- Problem -
Write out the entries as a JSON list of strings, starting at the first line and ending at the line that contains "weekday-display: 周二 bbox=[763, 23, 785, 36]", with both ends included. Give one string per line and omit blank lines.

- Listed records -

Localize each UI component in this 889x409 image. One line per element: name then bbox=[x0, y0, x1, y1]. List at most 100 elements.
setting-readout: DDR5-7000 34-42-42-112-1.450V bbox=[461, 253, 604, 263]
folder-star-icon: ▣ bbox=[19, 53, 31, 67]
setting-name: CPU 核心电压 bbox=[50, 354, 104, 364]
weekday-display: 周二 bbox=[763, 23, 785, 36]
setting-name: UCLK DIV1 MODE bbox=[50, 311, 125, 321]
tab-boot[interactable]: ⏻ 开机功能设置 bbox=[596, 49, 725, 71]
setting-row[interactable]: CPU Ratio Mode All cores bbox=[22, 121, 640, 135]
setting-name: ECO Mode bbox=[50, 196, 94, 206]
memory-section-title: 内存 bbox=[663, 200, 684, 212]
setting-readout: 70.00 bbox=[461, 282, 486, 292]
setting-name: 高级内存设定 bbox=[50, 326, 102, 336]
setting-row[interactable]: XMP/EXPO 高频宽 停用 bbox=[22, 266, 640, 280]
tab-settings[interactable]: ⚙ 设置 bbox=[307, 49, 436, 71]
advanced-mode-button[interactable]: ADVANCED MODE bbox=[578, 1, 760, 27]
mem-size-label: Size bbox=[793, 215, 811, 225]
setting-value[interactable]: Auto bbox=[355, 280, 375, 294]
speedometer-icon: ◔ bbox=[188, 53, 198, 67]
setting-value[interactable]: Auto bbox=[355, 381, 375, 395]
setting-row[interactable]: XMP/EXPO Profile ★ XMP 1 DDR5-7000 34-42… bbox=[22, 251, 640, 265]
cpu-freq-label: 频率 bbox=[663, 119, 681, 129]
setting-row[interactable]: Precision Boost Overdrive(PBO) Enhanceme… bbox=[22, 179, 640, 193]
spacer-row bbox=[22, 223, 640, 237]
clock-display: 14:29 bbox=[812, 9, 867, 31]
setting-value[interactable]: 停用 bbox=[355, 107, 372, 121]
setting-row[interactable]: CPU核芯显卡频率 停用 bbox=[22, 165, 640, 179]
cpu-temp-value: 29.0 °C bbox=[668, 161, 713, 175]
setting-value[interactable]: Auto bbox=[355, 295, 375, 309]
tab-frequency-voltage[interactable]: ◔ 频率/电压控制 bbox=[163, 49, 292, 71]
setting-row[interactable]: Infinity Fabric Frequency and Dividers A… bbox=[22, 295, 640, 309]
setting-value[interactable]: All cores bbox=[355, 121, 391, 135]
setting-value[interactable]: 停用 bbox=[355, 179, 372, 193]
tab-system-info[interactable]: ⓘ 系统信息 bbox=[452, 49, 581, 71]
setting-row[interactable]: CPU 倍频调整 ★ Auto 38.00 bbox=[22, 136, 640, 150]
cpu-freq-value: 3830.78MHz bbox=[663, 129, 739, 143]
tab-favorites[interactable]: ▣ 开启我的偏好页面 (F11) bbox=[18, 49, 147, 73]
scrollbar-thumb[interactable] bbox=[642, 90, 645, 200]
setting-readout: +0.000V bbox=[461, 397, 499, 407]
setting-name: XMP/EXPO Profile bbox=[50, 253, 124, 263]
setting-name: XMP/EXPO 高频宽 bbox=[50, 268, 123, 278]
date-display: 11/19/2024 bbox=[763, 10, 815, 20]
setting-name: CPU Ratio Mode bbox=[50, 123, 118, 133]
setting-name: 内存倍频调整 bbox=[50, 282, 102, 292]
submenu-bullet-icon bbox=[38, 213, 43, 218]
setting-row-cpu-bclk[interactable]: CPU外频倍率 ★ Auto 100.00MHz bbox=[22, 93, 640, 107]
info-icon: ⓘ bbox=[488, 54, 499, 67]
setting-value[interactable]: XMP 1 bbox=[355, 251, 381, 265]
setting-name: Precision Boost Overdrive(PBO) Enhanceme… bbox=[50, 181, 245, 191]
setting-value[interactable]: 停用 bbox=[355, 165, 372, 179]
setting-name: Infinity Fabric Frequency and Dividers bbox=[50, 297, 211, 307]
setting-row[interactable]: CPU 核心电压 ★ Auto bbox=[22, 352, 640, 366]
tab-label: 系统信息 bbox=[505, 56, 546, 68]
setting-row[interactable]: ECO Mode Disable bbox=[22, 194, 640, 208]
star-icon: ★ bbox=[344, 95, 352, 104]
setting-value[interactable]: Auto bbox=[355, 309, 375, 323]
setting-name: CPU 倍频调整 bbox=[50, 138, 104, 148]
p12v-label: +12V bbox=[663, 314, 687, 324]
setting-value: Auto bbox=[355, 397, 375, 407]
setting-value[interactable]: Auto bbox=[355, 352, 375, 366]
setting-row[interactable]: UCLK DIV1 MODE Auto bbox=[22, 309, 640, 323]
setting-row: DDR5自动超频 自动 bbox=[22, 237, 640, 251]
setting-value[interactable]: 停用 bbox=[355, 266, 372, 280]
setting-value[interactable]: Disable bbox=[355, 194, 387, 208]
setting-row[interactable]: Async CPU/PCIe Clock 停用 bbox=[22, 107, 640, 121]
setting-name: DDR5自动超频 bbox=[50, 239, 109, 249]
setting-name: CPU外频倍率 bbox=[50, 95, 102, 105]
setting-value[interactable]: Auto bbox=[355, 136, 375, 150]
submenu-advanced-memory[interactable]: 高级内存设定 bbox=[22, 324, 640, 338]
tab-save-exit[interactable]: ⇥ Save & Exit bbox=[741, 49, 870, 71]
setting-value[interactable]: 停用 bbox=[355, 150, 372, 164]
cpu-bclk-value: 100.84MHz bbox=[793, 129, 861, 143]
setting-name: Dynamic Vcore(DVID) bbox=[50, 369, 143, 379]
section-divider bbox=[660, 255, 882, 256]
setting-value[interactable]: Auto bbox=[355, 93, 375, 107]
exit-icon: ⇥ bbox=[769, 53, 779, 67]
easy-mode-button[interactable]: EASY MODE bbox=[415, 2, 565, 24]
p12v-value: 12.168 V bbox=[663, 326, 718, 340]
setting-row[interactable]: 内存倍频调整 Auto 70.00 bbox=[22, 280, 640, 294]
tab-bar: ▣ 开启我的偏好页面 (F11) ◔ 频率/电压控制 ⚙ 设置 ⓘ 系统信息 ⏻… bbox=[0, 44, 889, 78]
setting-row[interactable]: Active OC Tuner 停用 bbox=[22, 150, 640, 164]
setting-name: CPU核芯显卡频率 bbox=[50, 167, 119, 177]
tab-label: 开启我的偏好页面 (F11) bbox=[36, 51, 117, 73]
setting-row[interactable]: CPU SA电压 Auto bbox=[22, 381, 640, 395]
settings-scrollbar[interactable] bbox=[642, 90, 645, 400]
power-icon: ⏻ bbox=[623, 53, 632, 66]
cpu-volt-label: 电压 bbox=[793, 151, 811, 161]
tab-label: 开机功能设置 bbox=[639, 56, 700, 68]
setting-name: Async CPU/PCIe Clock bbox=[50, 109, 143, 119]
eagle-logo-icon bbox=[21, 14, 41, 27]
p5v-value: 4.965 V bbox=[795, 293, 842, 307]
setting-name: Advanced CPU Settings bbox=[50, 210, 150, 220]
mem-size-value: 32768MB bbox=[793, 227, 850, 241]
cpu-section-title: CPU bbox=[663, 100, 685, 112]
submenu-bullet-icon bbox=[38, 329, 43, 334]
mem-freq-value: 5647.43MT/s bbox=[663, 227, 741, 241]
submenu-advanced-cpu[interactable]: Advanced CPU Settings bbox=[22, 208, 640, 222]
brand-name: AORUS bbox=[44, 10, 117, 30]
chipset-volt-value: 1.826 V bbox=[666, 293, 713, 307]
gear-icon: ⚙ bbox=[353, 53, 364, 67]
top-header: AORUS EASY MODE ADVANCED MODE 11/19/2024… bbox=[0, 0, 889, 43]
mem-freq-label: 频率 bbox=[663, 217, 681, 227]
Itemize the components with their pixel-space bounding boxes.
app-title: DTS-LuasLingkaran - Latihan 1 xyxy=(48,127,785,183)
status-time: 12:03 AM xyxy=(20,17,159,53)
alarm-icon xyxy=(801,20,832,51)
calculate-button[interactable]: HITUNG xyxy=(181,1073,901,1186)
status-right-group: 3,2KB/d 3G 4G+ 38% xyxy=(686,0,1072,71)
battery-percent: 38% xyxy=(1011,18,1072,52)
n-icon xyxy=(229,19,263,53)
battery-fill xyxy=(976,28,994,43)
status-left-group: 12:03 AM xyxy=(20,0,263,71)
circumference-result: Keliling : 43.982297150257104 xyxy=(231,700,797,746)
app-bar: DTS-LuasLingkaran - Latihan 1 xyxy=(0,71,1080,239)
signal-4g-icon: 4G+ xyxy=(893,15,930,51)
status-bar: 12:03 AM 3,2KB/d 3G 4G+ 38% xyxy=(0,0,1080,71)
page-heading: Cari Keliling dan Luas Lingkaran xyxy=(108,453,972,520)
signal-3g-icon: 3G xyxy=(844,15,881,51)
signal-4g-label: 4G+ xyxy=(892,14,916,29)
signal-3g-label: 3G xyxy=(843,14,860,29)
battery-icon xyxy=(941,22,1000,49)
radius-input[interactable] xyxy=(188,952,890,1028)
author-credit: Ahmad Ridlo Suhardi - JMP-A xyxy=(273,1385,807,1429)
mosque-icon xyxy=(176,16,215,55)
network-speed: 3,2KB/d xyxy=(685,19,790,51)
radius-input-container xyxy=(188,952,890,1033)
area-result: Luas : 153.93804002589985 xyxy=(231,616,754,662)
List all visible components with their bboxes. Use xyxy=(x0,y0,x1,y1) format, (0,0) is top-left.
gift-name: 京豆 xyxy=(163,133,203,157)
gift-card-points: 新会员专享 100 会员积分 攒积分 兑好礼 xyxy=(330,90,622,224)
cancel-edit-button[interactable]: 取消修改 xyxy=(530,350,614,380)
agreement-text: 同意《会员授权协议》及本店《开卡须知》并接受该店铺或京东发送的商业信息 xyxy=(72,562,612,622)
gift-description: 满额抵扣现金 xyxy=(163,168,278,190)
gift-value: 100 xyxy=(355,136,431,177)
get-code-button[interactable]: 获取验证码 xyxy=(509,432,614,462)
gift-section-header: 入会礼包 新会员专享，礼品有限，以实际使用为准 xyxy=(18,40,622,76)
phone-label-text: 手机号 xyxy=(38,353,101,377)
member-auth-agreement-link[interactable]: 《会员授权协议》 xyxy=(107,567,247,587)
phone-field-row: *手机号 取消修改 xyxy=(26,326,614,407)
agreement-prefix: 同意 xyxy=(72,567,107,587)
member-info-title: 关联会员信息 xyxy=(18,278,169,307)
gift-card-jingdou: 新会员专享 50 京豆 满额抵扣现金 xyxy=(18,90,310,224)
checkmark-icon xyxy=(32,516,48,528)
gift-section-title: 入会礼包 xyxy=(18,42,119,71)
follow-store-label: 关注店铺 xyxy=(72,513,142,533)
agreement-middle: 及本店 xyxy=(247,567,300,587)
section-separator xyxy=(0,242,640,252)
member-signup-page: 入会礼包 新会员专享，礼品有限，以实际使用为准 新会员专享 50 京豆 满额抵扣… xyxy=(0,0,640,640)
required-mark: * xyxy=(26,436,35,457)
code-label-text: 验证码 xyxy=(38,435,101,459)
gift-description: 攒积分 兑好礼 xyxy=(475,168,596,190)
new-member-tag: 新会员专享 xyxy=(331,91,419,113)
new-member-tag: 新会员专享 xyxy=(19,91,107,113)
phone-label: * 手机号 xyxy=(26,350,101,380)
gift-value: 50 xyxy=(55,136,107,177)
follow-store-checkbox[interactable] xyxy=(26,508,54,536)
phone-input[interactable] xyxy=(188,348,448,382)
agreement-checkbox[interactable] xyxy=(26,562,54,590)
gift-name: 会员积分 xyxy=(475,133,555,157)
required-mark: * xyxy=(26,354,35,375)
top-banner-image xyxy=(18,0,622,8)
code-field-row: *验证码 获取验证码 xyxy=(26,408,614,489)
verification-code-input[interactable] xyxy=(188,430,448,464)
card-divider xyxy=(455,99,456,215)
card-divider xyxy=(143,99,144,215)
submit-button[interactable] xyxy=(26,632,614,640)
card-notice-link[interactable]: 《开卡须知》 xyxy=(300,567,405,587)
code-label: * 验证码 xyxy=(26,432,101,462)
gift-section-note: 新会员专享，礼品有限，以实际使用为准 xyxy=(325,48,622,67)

- Response to the exercise -
[
  "Localize each UI component in this 889x409 image. One line per element: name then bbox=[x0, y0, x1, y1]. List at most 100 elements.",
  "setting-readout: DDR5-7000 34-42-42-112-1.450V bbox=[461, 253, 604, 263]",
  "folder-star-icon: ▣ bbox=[19, 53, 31, 67]",
  "setting-name: CPU 核心电压 bbox=[50, 354, 104, 364]",
  "weekday-display: 周二 bbox=[763, 23, 785, 36]"
]